=== SUPPLIED DATA ===
↓↓↓

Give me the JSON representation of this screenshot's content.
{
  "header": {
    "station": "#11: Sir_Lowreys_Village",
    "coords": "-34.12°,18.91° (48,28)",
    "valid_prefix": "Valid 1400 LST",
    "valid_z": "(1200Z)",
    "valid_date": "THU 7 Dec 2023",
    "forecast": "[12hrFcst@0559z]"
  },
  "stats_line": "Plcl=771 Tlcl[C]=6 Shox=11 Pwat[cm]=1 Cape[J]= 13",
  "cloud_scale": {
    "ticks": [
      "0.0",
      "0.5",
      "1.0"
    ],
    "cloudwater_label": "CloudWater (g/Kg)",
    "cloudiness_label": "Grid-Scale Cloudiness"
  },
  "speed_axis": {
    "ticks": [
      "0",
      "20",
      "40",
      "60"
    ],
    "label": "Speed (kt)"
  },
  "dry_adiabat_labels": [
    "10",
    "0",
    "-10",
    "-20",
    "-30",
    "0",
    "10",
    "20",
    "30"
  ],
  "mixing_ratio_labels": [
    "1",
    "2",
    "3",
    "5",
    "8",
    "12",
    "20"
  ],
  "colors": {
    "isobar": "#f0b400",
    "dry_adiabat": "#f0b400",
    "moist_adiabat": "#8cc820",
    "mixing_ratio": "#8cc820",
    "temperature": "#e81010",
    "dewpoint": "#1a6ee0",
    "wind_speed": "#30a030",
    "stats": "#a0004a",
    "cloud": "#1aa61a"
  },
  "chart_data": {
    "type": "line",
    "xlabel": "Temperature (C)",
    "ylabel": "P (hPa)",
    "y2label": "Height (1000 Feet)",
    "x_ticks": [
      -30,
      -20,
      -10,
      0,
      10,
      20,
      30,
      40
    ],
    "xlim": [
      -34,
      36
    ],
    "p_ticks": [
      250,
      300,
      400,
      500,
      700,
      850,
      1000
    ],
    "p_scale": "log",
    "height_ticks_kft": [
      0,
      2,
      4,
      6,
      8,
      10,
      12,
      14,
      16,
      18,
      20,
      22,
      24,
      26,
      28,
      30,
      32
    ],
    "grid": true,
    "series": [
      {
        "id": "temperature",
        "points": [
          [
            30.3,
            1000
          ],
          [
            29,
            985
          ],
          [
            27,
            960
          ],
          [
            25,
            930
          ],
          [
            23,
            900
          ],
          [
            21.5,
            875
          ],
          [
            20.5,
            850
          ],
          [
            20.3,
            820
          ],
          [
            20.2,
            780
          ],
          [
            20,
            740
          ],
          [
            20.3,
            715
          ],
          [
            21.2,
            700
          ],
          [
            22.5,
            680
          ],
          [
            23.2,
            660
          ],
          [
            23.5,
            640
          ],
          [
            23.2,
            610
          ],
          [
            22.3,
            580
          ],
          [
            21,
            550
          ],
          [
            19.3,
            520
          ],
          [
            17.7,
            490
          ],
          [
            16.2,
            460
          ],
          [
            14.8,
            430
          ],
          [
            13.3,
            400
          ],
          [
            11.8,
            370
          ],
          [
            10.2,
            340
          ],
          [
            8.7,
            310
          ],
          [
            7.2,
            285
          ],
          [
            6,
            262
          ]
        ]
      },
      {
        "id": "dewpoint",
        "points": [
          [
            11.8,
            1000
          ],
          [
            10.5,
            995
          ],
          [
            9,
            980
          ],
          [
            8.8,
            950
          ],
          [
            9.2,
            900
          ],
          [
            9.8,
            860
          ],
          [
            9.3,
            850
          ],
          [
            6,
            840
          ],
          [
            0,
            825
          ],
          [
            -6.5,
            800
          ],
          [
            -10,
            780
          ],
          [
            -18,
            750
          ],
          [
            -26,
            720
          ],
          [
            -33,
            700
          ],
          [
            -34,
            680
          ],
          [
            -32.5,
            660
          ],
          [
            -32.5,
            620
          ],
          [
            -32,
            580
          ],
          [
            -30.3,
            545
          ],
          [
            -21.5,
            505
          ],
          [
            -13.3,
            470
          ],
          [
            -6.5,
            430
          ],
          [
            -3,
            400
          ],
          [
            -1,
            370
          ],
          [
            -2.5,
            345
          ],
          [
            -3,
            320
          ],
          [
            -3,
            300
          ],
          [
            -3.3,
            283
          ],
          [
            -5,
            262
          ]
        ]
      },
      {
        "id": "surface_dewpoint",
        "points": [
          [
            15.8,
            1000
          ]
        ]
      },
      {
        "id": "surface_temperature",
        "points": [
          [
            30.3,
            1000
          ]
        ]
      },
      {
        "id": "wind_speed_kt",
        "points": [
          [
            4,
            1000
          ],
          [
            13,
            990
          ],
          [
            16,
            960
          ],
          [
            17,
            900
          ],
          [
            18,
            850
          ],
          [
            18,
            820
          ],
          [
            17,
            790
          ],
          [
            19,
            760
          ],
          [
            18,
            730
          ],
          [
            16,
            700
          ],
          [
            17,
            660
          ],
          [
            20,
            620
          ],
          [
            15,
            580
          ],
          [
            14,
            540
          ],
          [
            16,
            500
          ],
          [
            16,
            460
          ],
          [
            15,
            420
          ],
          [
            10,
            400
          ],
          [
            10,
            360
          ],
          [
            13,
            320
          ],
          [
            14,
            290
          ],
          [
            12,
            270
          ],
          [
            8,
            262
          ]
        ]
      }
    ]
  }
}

↑↑↑

=== EXERCISE GOAL ===
The records above must be repeated exactly, every one of them.

=== SOLVED EXERCISE ===
Give me the JSON representation of this screenshot's content.
{
  "header": {
    "station": "#11: Sir_Lowreys_Village",
    "coords": "-34.12°,18.91° (48,28)",
    "valid_prefix": "Valid 1400 LST",
    "valid_z": "(1200Z)",
    "valid_date": "THU 7 Dec 2023",
    "forecast": "[12hrFcst@0559z]"
  },
  "stats_line": "Plcl=771 Tlcl[C]=6 Shox=11 Pwat[cm]=1 Cape[J]= 13",
  "cloud_scale": {
    "ticks": [
      "0.0",
      "0.5",
      "1.0"
    ],
    "cloudwater_label": "CloudWater (g/Kg)",
    "cloudiness_label": "Grid-Scale Cloudiness"
  },
  "speed_axis": {
    "ticks": [
      "0",
      "20",
      "40",
      "60"
    ],
    "label": "Speed (kt)"
  },
  "dry_adiabat_labels": [
    "10",
    "0",
    "-10",
    "-20",
    "-30",
    "0",
    "10",
    "20",
    "30"
  ],
  "mixing_ratio_labels": [
    "1",
    "2",
    "3",
    "5",
    "8",
    "12",
    "20"
  ],
  "colors": {
    "isobar": "#f0b400",
    "dry_adiabat": "#f0b400",
    "moist_adiabat": "#8cc820",
    "mixing_ratio": "#8cc820",
    "temperature": "#e81010",
    "dewpoint": "#1a6ee0",
    "wind_speed": "#30a030",
    "stats": "#a0004a",
    "cloud": "#1aa61a"
  },
  "chart_data": {
    "type": "line",
    "xlabel": "Temperature (C)",
    "ylabel": "P (hPa)",
    "y2label": "Height (1000 Feet)",
    "x_ticks": [
      -30,
      -20,
      -10,
      0,
      10,
      20,
      30,
      40
    ],
    "xlim": [
      -34,
      36
    ],
    "p_ticks": [
      250,
      300,
      400,
      500,
      700,
      850,
      1000
    ],
    "p_scale": "log",
    "height_ticks_kft": [
      0,
      2,
      4,
      6,
      8,
      10,
      12,
      14,
      16,
      18,
      20,
      22,
      24,
      26,
      28,
      30,
      32
    ],
    "grid": true,
    "series": [
      {
        "id": "temperature",
        "points": [
          [
            30.3,
            1000
          ],
          [
            29,
            985
          ],
          [
            27,
            960
          ],
          [
            25,
            930
          ],
          [
            23,
            900
          ],
          [
            21.5,
            875
          ],
          [
            20.5,
            850
          ],
          [
            20.3,
            820
          ],
          [
            20.2,
            780
          ],
          [
            20,
            740
          ],
          [
            20.3,
            715
          ],
          [
            21.2,
            700
          ],
          [
            22.5,
            680
          ],
          [
            23.2,
            660
          ],
          [
            23.5,
            640
          ],
          [
            23.2,
            610
          ],
          [
            22.3,
            580
          ],
          [
            21,
            550
          ],
          [
            19.3,
            520
          ],
          [
            17.7,
            490
          ],
          [
            16.2,
            460
          ],
          [
            14.8,
            430
          ],
          [
            13.3,
            400
          ],
          [
            11.8,
            370
          ],
          [
            10.2,
            340
          ],
          [
            8.7,
            310
          ],
          [
            7.2,
            285
          ],
          [
            6,
            262
          ]
        ]
      },
      {
        "id": "dewpoint",
        "points": [
          [
            11.8,
            1000
          ],
          [
            10.5,
            995
          ],
          [
            9,
            980
          ],
          [
            8.8,
            950
          ],
          [
            9.2,
            900
          ],
          [
            9.8,
            860
          ],
          [
            9.3,
            850
          ],
          [
            6,
            840
          ],
          [
            0,
            825
          ],
          [
            -6.5,
            800
          ],
          [
            -10,
            780
          ],
          [
            -18,
            750
          ],
          [
            -26,
            720
          ],
          [
            -33,
            700
          ],
          [
            -34,
            680
          ],
          [
            -32.5,
            660
          ],
          [
            -32.5,
            620
          ],
          [
            -32,
            580
          ],
          [
            -30.3,
            545
          ],
          [
            -21.5,
            505
          ],
          [
            -13.3,
            470
          ],
          [
            -6.5,
            430
          ],
          [
            -3,
            400
          ],
          [
            -1,
            370
          ],
          [
            -2.5,
            345
          ],
          [
            -3,
            320
          ],
          [
            -3,
            300
          ],
          [
            -3.3,
            283
          ],
          [
            -5,
            262
          ]
        ]
      },
      {
        "id": "surface_dewpoint",
        "points": [
          [
            15.8,
            1000
          ]
        ]
      },
      {
        "id": "surface_temperature",
        "points": [
          [
            30.3,
            1000
          ]
        ]
      },
      {
        "id": "wind_speed_kt",
        "points": [
          [
            4,
            1000
          ],
          [
            13,
            990
          ],
          [
            16,
            960
          ],
          [
            17,
            900
          ],
          [
            18,
            850
          ],
          [
            18,
            820
          ],
          [
            17,
            790
          ],
          [
            19,
            760
          ],
          [
            18,
            730
          ],
          [
            16,
            700
          ],
          [
            17,
            660
          ],
          [
            20,
            620
          ],
          [
            15,
            580
          ],
          [
            14,
            540
          ],
          [
            16,
            500
          ],
          [
            16,
            460
          ],
          [
            15,
            420
          ],
          [
            10,
            400
          ],
          [
            10,
            360
          ],
          [
            13,
            320
          ],
          [
            14,
            290
          ],
          [
            12,
            270
          ],
          [
            8,
            262
          ]
        ]
      }
    ]
  }
}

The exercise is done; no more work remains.